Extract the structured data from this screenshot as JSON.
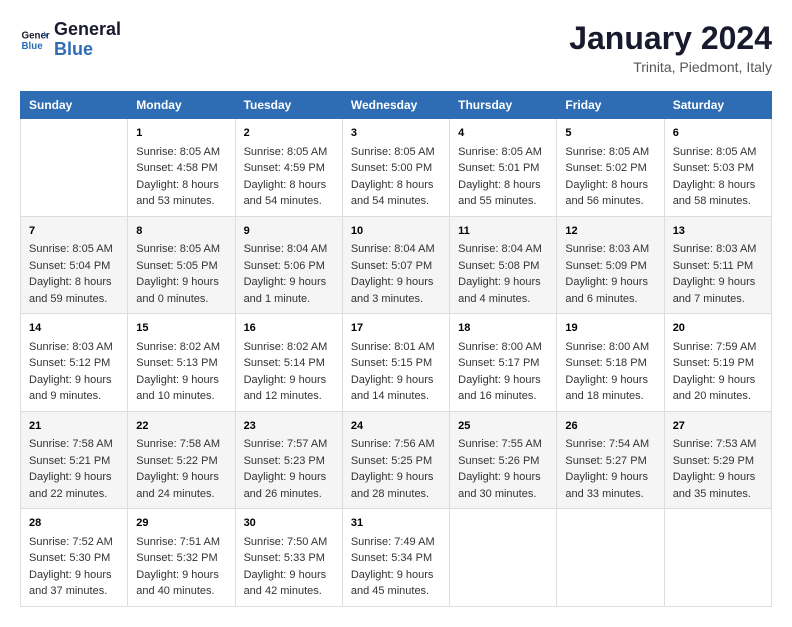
{
  "logo": {
    "text_general": "General",
    "text_blue": "Blue"
  },
  "title": "January 2024",
  "subtitle": "Trinita, Piedmont, Italy",
  "header_days": [
    "Sunday",
    "Monday",
    "Tuesday",
    "Wednesday",
    "Thursday",
    "Friday",
    "Saturday"
  ],
  "weeks": [
    [
      {
        "day": "",
        "info": ""
      },
      {
        "day": "1",
        "sunrise": "8:05 AM",
        "sunset": "4:58 PM",
        "daylight": "8 hours and 53 minutes."
      },
      {
        "day": "2",
        "sunrise": "8:05 AM",
        "sunset": "4:59 PM",
        "daylight": "8 hours and 54 minutes."
      },
      {
        "day": "3",
        "sunrise": "8:05 AM",
        "sunset": "5:00 PM",
        "daylight": "8 hours and 54 minutes."
      },
      {
        "day": "4",
        "sunrise": "8:05 AM",
        "sunset": "5:01 PM",
        "daylight": "8 hours and 55 minutes."
      },
      {
        "day": "5",
        "sunrise": "8:05 AM",
        "sunset": "5:02 PM",
        "daylight": "8 hours and 56 minutes."
      },
      {
        "day": "6",
        "sunrise": "8:05 AM",
        "sunset": "5:03 PM",
        "daylight": "8 hours and 58 minutes."
      }
    ],
    [
      {
        "day": "7",
        "sunrise": "8:05 AM",
        "sunset": "5:04 PM",
        "daylight": "8 hours and 59 minutes."
      },
      {
        "day": "8",
        "sunrise": "8:05 AM",
        "sunset": "5:05 PM",
        "daylight": "9 hours and 0 minutes."
      },
      {
        "day": "9",
        "sunrise": "8:04 AM",
        "sunset": "5:06 PM",
        "daylight": "9 hours and 1 minute."
      },
      {
        "day": "10",
        "sunrise": "8:04 AM",
        "sunset": "5:07 PM",
        "daylight": "9 hours and 3 minutes."
      },
      {
        "day": "11",
        "sunrise": "8:04 AM",
        "sunset": "5:08 PM",
        "daylight": "9 hours and 4 minutes."
      },
      {
        "day": "12",
        "sunrise": "8:03 AM",
        "sunset": "5:09 PM",
        "daylight": "9 hours and 6 minutes."
      },
      {
        "day": "13",
        "sunrise": "8:03 AM",
        "sunset": "5:11 PM",
        "daylight": "9 hours and 7 minutes."
      }
    ],
    [
      {
        "day": "14",
        "sunrise": "8:03 AM",
        "sunset": "5:12 PM",
        "daylight": "9 hours and 9 minutes."
      },
      {
        "day": "15",
        "sunrise": "8:02 AM",
        "sunset": "5:13 PM",
        "daylight": "9 hours and 10 minutes."
      },
      {
        "day": "16",
        "sunrise": "8:02 AM",
        "sunset": "5:14 PM",
        "daylight": "9 hours and 12 minutes."
      },
      {
        "day": "17",
        "sunrise": "8:01 AM",
        "sunset": "5:15 PM",
        "daylight": "9 hours and 14 minutes."
      },
      {
        "day": "18",
        "sunrise": "8:00 AM",
        "sunset": "5:17 PM",
        "daylight": "9 hours and 16 minutes."
      },
      {
        "day": "19",
        "sunrise": "8:00 AM",
        "sunset": "5:18 PM",
        "daylight": "9 hours and 18 minutes."
      },
      {
        "day": "20",
        "sunrise": "7:59 AM",
        "sunset": "5:19 PM",
        "daylight": "9 hours and 20 minutes."
      }
    ],
    [
      {
        "day": "21",
        "sunrise": "7:58 AM",
        "sunset": "5:21 PM",
        "daylight": "9 hours and 22 minutes."
      },
      {
        "day": "22",
        "sunrise": "7:58 AM",
        "sunset": "5:22 PM",
        "daylight": "9 hours and 24 minutes."
      },
      {
        "day": "23",
        "sunrise": "7:57 AM",
        "sunset": "5:23 PM",
        "daylight": "9 hours and 26 minutes."
      },
      {
        "day": "24",
        "sunrise": "7:56 AM",
        "sunset": "5:25 PM",
        "daylight": "9 hours and 28 minutes."
      },
      {
        "day": "25",
        "sunrise": "7:55 AM",
        "sunset": "5:26 PM",
        "daylight": "9 hours and 30 minutes."
      },
      {
        "day": "26",
        "sunrise": "7:54 AM",
        "sunset": "5:27 PM",
        "daylight": "9 hours and 33 minutes."
      },
      {
        "day": "27",
        "sunrise": "7:53 AM",
        "sunset": "5:29 PM",
        "daylight": "9 hours and 35 minutes."
      }
    ],
    [
      {
        "day": "28",
        "sunrise": "7:52 AM",
        "sunset": "5:30 PM",
        "daylight": "9 hours and 37 minutes."
      },
      {
        "day": "29",
        "sunrise": "7:51 AM",
        "sunset": "5:32 PM",
        "daylight": "9 hours and 40 minutes."
      },
      {
        "day": "30",
        "sunrise": "7:50 AM",
        "sunset": "5:33 PM",
        "daylight": "9 hours and 42 minutes."
      },
      {
        "day": "31",
        "sunrise": "7:49 AM",
        "sunset": "5:34 PM",
        "daylight": "9 hours and 45 minutes."
      },
      {
        "day": "",
        "info": ""
      },
      {
        "day": "",
        "info": ""
      },
      {
        "day": "",
        "info": ""
      }
    ]
  ],
  "labels": {
    "sunrise": "Sunrise: ",
    "sunset": "Sunset: ",
    "daylight": "Daylight: "
  }
}
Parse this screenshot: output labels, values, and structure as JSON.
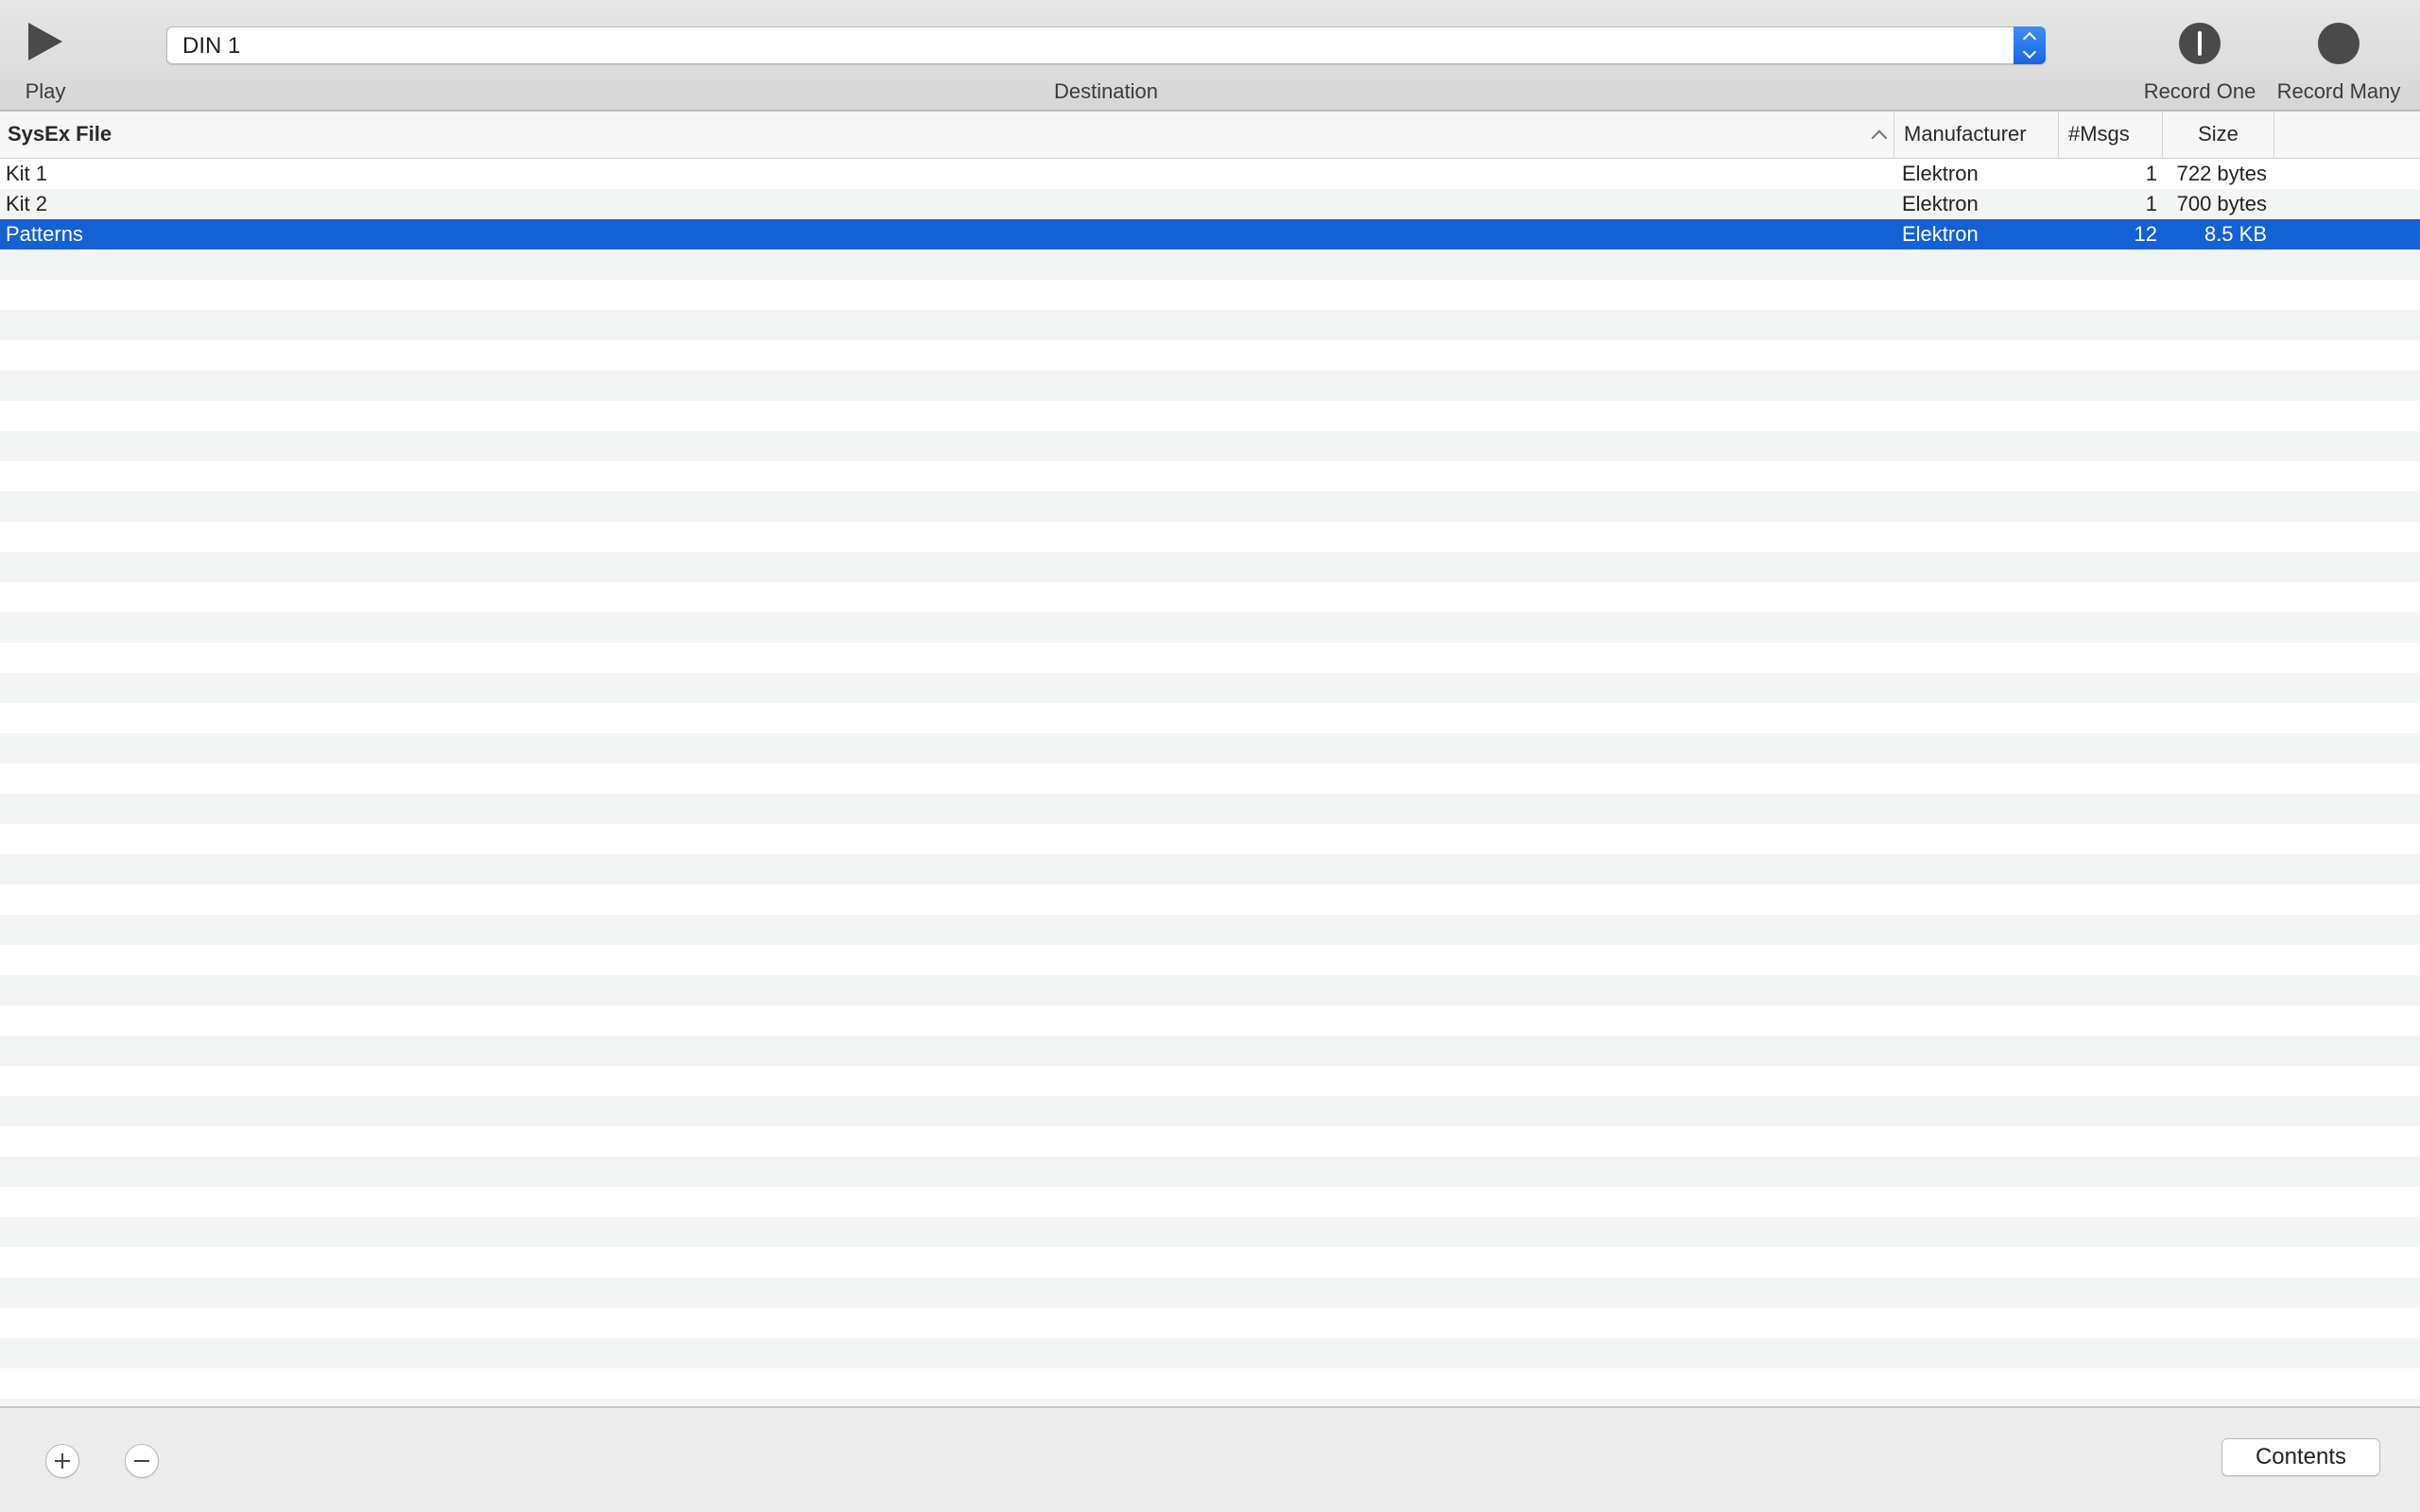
{
  "toolbar": {
    "play_label": "Play",
    "destination_label": "Destination",
    "destination_value": "DIN 1",
    "record_one_label": "Record One",
    "record_many_label": "Record Many"
  },
  "table": {
    "columns": [
      "SysEx File",
      "Manufacturer",
      "#Msgs",
      "Size"
    ],
    "sorted_column": "SysEx File",
    "sort_direction": "ascending",
    "rows": [
      {
        "name": "Kit 1",
        "manufacturer": "Elektron",
        "msgs": "1",
        "size": "722 bytes"
      },
      {
        "name": "Kit 2",
        "manufacturer": "Elektron",
        "msgs": "1",
        "size": "700 bytes"
      },
      {
        "name": "Patterns",
        "manufacturer": "Elektron",
        "msgs": "12",
        "size": "8.5 KB"
      }
    ],
    "selected_row": "Patterns"
  },
  "footer": {
    "contents_label": "Contents"
  },
  "icons": {
    "play": "play-icon",
    "record_one": "record-one-icon",
    "record_many": "record-many-icon",
    "add": "plus-icon",
    "remove": "minus-icon",
    "popup": "chevron-up-down-icon",
    "sort": "sort-ascending-icon"
  },
  "colors": {
    "selection": "#1461d5",
    "popup_accent": "#2a78ee",
    "stripe": "#f3f4f4"
  }
}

◆ ◆ ◆ ◆ ◆ ◆ ◆

Show every line of the records above that contains the word "JSON".

Extract the structured data from this screenshot as JSON.
Parse this screenshot: output labels, values, and structure as JSON.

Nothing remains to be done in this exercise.